> **Problem to work on**: Collect all lines containing the word "docs" from the data.

(Data records)
- - - - - - -

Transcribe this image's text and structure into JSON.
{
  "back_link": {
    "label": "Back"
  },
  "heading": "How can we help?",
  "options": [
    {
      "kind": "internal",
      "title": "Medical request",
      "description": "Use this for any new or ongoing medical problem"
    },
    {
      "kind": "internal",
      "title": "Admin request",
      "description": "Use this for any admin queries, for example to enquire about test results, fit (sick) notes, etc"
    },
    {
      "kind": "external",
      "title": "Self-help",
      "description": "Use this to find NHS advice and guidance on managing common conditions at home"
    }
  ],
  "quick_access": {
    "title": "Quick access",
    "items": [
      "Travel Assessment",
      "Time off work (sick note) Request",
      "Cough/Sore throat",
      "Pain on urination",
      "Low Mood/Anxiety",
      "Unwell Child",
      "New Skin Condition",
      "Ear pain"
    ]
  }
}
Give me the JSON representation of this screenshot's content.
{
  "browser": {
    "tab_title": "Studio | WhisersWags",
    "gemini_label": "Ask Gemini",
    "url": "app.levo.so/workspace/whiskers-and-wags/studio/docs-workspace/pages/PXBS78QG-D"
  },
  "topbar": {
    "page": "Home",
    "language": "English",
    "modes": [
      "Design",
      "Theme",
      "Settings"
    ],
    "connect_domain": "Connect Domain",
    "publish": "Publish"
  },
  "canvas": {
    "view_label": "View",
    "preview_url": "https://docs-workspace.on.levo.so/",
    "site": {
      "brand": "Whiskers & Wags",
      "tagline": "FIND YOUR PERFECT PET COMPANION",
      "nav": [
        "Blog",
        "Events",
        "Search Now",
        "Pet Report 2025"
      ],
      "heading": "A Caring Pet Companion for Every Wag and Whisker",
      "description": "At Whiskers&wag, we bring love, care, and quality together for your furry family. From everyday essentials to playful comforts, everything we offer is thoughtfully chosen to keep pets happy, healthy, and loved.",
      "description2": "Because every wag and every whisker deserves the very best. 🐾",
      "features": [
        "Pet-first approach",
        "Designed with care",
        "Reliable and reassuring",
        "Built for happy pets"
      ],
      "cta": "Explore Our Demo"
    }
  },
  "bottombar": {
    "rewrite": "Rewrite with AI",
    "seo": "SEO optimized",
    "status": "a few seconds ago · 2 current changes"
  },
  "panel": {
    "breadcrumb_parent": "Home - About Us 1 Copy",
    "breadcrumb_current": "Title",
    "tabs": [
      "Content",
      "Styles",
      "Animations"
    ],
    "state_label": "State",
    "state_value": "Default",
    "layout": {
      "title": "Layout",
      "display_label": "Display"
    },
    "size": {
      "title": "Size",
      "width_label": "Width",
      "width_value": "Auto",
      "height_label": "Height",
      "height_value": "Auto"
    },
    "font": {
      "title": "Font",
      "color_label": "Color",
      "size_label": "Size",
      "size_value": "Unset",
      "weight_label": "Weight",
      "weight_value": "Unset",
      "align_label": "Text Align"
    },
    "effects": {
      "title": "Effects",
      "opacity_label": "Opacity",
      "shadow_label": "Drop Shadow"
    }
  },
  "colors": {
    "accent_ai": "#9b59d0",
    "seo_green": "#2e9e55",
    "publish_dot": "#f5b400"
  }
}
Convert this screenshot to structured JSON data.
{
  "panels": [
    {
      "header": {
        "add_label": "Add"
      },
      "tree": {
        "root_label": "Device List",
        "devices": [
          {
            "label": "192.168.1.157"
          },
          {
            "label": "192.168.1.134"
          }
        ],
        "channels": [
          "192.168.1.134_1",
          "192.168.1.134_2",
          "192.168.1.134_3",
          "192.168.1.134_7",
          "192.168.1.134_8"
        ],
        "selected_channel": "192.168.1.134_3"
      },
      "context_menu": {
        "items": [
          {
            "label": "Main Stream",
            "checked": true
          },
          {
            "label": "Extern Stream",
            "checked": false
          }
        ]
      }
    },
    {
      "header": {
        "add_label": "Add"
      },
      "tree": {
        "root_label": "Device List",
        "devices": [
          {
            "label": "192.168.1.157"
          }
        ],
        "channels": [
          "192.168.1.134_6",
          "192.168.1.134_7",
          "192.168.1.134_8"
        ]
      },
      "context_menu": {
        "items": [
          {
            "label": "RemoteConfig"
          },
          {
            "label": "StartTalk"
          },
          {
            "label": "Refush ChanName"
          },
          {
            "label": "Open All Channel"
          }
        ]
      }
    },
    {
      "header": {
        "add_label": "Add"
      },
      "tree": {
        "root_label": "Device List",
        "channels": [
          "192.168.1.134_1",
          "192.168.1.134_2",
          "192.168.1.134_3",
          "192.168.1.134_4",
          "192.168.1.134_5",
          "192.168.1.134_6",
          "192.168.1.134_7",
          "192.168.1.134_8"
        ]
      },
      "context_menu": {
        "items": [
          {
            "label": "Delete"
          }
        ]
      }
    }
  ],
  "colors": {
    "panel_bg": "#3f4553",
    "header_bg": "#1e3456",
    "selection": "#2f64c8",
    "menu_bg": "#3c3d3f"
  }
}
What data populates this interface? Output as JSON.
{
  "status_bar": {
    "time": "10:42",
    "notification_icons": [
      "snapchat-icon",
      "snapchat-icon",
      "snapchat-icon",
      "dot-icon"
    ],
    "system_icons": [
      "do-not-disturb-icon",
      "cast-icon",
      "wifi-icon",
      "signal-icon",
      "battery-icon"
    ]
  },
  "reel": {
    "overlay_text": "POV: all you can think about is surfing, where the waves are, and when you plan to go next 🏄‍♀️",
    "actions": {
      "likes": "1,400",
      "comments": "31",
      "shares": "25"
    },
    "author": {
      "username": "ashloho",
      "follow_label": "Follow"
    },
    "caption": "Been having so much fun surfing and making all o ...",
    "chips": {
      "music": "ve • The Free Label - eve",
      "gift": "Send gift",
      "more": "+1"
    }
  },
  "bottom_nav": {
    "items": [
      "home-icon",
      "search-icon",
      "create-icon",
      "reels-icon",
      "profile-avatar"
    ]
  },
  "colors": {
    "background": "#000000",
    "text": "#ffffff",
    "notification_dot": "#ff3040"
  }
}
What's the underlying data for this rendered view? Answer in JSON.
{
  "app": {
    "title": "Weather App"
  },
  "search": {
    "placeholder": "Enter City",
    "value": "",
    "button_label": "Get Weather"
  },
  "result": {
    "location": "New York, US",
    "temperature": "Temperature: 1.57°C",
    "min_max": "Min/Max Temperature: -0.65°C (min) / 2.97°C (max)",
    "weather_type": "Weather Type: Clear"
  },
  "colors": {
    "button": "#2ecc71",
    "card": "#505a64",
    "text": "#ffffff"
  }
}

- - - - - - -

> **Solution for this problem**:
    "url": "app.levo.so/workspace/whiskers-and-wags/studio/docs-workspace/pages/PXBS78QG-D"
    "preview_url": "https://docs-workspace.on.levo.so/",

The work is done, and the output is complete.